> [Aim of the task]
Work out how many lines hold the string "недостаточны". Give that number and nothing more.

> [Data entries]
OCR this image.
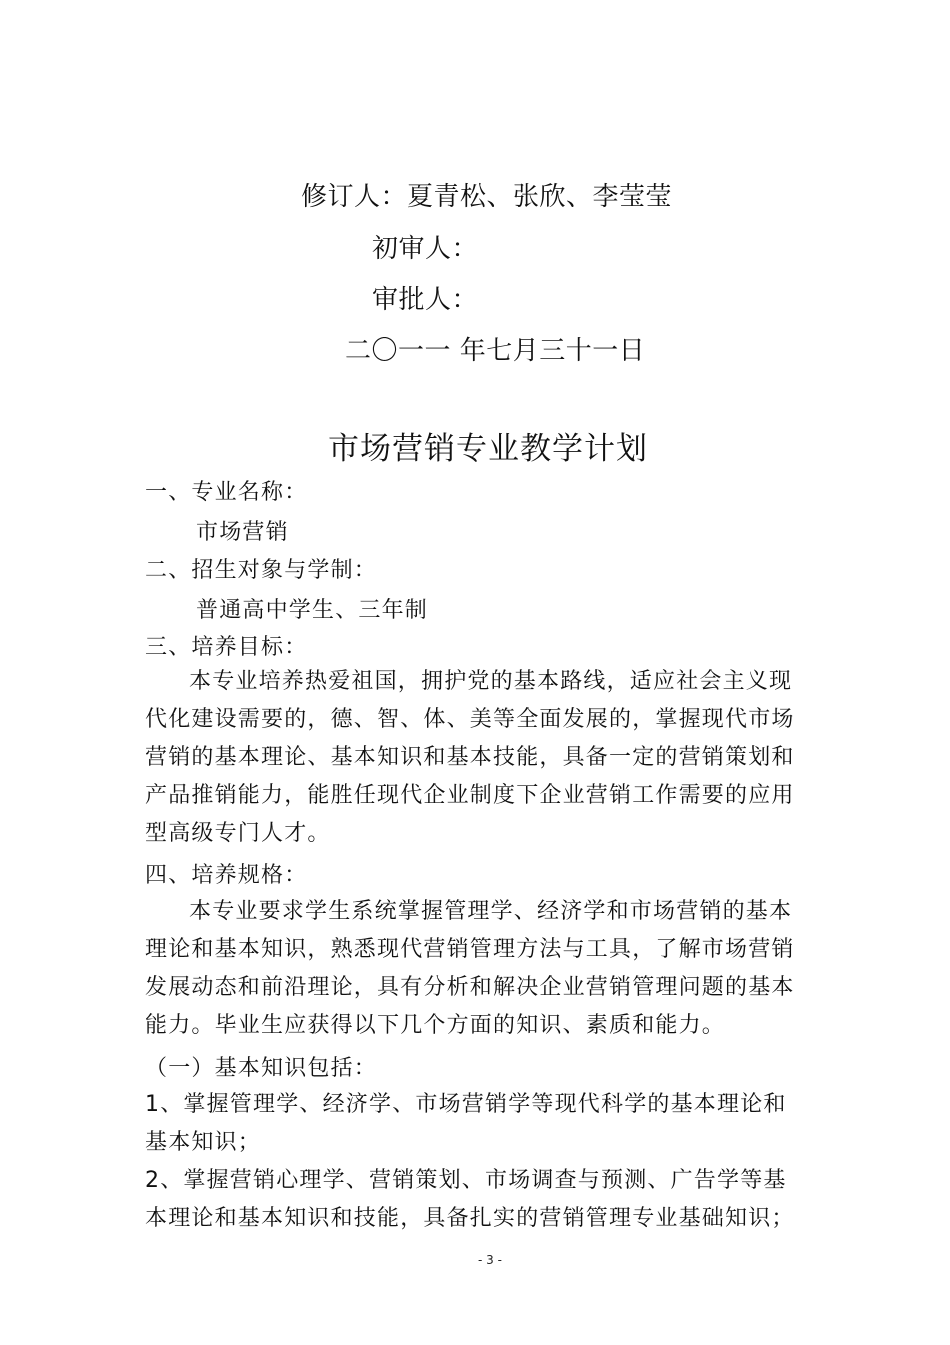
修订人：夏青松、张欣、李莹莹
初审人：
审批人：
二〇一一 年七月三十一日
市场营销专业教学计划
一、专业名称：
市场营销
二、招生对象与学制：
普通高中学生、三年制
三、培养目标：
本专业培养热爱祖国，拥护党的基本路线，适应社会主义现代化建设需要的，德、智、体、美等全面发展的，掌握现代市场营销的基本理论、基本知识和基本技能，具备一定的营销策划和产品推销能力，能胜任现代企业制度下企业营销工作需要的应用型高级专门人才。
四、培养规格：
本专业要求学生系统掌握管理学、经济学和市场营销的基本理论和基本知识，熟悉现代营销管理方法与工具，了解市场营销发展动态和前沿理论，具有分析和解决企业营销管理问题的基本能力。毕业生应获得以下几个方面的知识、素质和能力。
（一）基本知识包括：
1、掌握管理学、经济学、市场营销学等现代科学的基本理论和基本知识；
2、掌握营销心理学、营销策划、市场调查与预测、广告学等基本理论和基本知识和技能，具备扎实的营销管理专业基础知识；
- 3 -
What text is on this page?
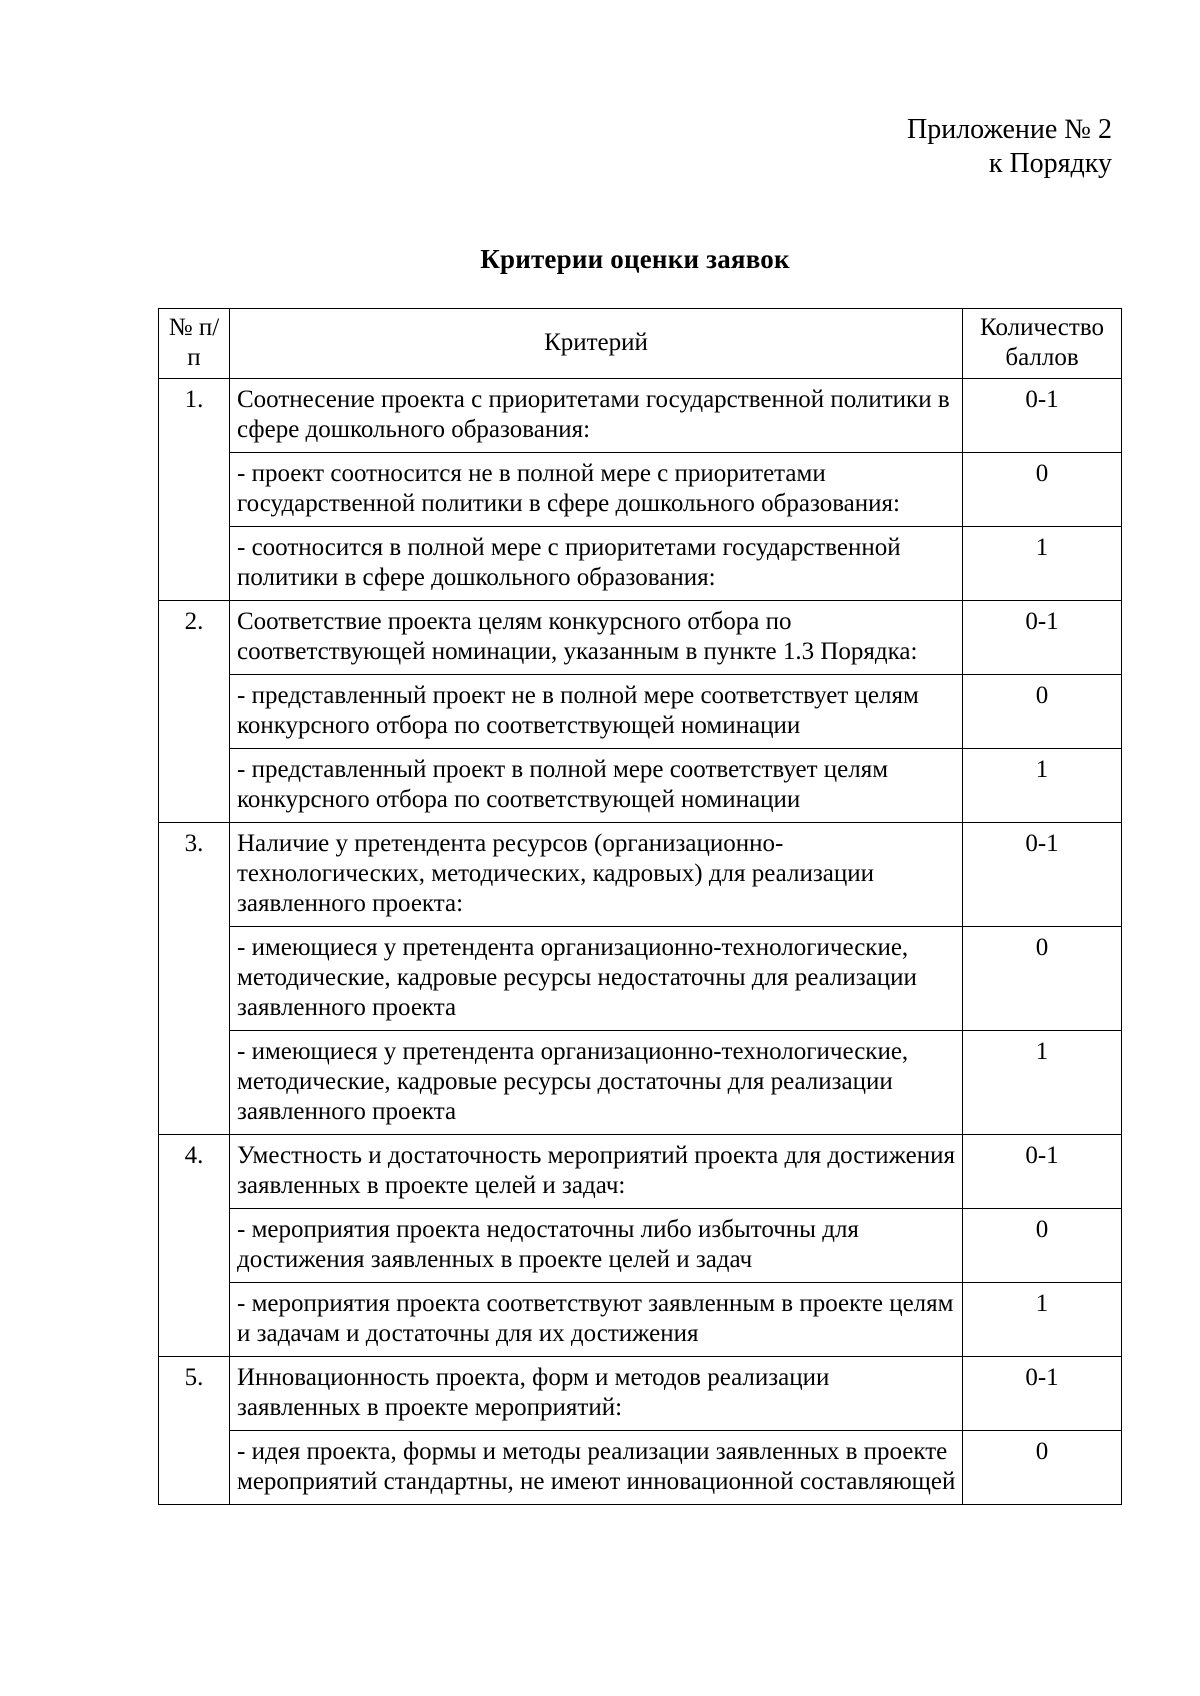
Приложение № 2
к Порядку
Критерии оценки заявок
№ п/п	Критерий	Количество баллов
1.	Соотнесение проекта с приоритетами государственной политики в сфере дошкольного образования:	0-1
	- проект соотносится не в полной мере с приоритетами государственной политики в сфере дошкольного образования:	0
	- соотносится в полной мере с приоритетами государственной политики в сфере дошкольного образования:	1
2.	Соответствие проекта целям конкурсного отбора по соответствующей номинации, указанным в пункте 1.3 Порядка:	0-1
	- представленный проект не в полной мере соответствует целям конкурсного отбора по соответствующей номинации	0
	- представленный проект в полной мере соответствует целям конкурсного отбора по соответствующей номинации	1
3.	Наличие у претендента ресурсов (организационно-технологических, методических, кадровых) для реализации заявленного проекта:	0-1
	- имеющиеся у претендента организационно-технологические, методические, кадровые ресурсы недостаточны для реализации заявленного проекта	0
	- имеющиеся у претендента организационно-технологические, методические, кадровые ресурсы достаточны для реализации заявленного проекта	1
4.	Уместность и достаточность мероприятий проекта для достижения заявленных в проекте целей и задач:	0-1
	- мероприятия проекта недостаточны либо избыточны для достижения заявленных в проекте целей и задач	0
	- мероприятия проекта соответствуют заявленным в проекте целям и задачам и достаточны для их достижения	1
5.	Инновационность проекта, форм и методов реализации заявленных в проекте мероприятий:	0-1
	- идея проекта, формы и методы реализации заявленных в проекте мероприятий стандартны, не имеют инновационной составляющей	0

> [Result below]
2